▸ **Dataset entries**:
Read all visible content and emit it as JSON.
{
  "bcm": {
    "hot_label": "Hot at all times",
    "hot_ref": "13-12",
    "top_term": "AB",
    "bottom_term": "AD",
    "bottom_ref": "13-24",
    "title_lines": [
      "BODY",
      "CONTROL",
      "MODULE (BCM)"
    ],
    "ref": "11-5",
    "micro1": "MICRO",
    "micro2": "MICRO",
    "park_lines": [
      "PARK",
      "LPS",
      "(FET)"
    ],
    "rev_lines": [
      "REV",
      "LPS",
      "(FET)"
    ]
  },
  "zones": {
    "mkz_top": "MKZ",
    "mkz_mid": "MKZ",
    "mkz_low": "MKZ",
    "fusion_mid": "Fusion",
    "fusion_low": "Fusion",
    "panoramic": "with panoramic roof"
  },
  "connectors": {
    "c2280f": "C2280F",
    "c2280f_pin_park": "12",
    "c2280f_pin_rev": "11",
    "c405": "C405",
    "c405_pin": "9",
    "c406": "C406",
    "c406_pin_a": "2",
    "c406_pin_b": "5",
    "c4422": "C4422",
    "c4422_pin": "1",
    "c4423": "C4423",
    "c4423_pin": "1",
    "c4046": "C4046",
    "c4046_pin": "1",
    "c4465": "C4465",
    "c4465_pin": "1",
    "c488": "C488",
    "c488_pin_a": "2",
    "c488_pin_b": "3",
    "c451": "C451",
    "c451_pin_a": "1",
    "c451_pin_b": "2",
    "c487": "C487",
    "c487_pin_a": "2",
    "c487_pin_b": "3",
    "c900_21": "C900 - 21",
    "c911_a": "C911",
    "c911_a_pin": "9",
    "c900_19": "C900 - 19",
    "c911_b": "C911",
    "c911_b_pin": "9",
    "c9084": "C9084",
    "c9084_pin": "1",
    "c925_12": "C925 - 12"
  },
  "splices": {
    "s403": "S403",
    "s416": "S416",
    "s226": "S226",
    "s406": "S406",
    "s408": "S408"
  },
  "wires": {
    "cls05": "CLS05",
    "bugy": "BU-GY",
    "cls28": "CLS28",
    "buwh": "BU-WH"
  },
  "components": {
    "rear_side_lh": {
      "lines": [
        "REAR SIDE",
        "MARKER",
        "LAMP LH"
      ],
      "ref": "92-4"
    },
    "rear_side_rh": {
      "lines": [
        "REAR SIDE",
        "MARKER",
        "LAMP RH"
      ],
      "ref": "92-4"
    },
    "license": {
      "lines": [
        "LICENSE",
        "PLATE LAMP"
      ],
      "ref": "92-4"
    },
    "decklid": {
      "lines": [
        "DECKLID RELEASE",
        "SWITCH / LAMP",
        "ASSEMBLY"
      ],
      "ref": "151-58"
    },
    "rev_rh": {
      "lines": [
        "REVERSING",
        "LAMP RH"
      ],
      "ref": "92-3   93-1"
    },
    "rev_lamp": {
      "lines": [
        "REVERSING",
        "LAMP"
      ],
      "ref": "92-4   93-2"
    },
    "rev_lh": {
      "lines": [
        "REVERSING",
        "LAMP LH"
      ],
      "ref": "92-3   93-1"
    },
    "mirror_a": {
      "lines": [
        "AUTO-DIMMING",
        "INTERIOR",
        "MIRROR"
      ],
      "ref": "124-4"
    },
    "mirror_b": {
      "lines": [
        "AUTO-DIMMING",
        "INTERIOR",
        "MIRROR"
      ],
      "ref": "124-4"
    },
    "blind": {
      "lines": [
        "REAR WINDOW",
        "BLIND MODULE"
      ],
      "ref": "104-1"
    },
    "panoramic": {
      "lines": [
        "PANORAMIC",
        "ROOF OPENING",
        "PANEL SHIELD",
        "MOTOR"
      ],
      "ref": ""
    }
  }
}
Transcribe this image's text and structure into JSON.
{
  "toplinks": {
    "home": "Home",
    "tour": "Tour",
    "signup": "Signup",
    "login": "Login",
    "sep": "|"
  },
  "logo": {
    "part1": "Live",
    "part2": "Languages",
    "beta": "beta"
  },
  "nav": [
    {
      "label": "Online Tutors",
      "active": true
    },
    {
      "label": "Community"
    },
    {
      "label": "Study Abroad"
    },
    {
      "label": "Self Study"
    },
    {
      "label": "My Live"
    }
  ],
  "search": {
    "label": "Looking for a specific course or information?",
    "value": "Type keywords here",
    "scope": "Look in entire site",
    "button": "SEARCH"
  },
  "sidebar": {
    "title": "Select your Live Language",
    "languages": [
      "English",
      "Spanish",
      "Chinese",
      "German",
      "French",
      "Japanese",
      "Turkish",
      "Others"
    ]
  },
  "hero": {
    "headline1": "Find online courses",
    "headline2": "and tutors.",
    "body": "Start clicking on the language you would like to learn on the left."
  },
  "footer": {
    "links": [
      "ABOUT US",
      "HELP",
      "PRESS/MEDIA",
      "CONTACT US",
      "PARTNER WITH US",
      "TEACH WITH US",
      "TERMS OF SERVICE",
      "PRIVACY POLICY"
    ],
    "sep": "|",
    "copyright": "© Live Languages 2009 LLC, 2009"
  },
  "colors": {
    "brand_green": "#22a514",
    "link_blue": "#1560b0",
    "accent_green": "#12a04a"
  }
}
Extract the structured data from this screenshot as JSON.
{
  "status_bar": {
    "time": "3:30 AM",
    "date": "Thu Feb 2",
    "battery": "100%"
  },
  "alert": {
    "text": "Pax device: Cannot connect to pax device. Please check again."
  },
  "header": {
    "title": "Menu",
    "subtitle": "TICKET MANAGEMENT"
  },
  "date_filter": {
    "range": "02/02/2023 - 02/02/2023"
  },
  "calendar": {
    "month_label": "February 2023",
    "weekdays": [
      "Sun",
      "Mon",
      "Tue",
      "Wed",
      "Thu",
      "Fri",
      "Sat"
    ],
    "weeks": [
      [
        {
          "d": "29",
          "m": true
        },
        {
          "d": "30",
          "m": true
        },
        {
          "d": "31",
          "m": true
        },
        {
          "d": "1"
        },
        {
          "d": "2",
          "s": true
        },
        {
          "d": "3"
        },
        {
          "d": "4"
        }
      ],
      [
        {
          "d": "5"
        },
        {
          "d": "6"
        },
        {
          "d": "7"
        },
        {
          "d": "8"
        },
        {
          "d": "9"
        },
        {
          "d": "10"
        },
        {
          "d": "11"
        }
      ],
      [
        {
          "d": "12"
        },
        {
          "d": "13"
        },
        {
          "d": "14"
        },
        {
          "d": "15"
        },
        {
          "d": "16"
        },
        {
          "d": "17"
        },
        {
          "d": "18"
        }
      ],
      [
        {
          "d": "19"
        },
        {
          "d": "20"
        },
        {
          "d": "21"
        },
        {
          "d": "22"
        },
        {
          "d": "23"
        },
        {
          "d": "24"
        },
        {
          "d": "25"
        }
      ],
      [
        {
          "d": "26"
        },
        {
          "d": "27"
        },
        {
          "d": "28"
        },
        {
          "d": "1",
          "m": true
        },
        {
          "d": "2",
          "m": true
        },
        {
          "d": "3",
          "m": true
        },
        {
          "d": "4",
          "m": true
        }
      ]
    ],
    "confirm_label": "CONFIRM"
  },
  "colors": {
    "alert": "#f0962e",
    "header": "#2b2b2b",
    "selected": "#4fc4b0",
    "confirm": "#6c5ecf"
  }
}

▸ **Required task**: Look through the data above. Find each line with the string "JSON" and copy it.

▸ **Answer in full**:
Read all visible content and emit it as JSON.
Transcribe this image's text and structure into JSON.
Extract the structured data from this screenshot as JSON.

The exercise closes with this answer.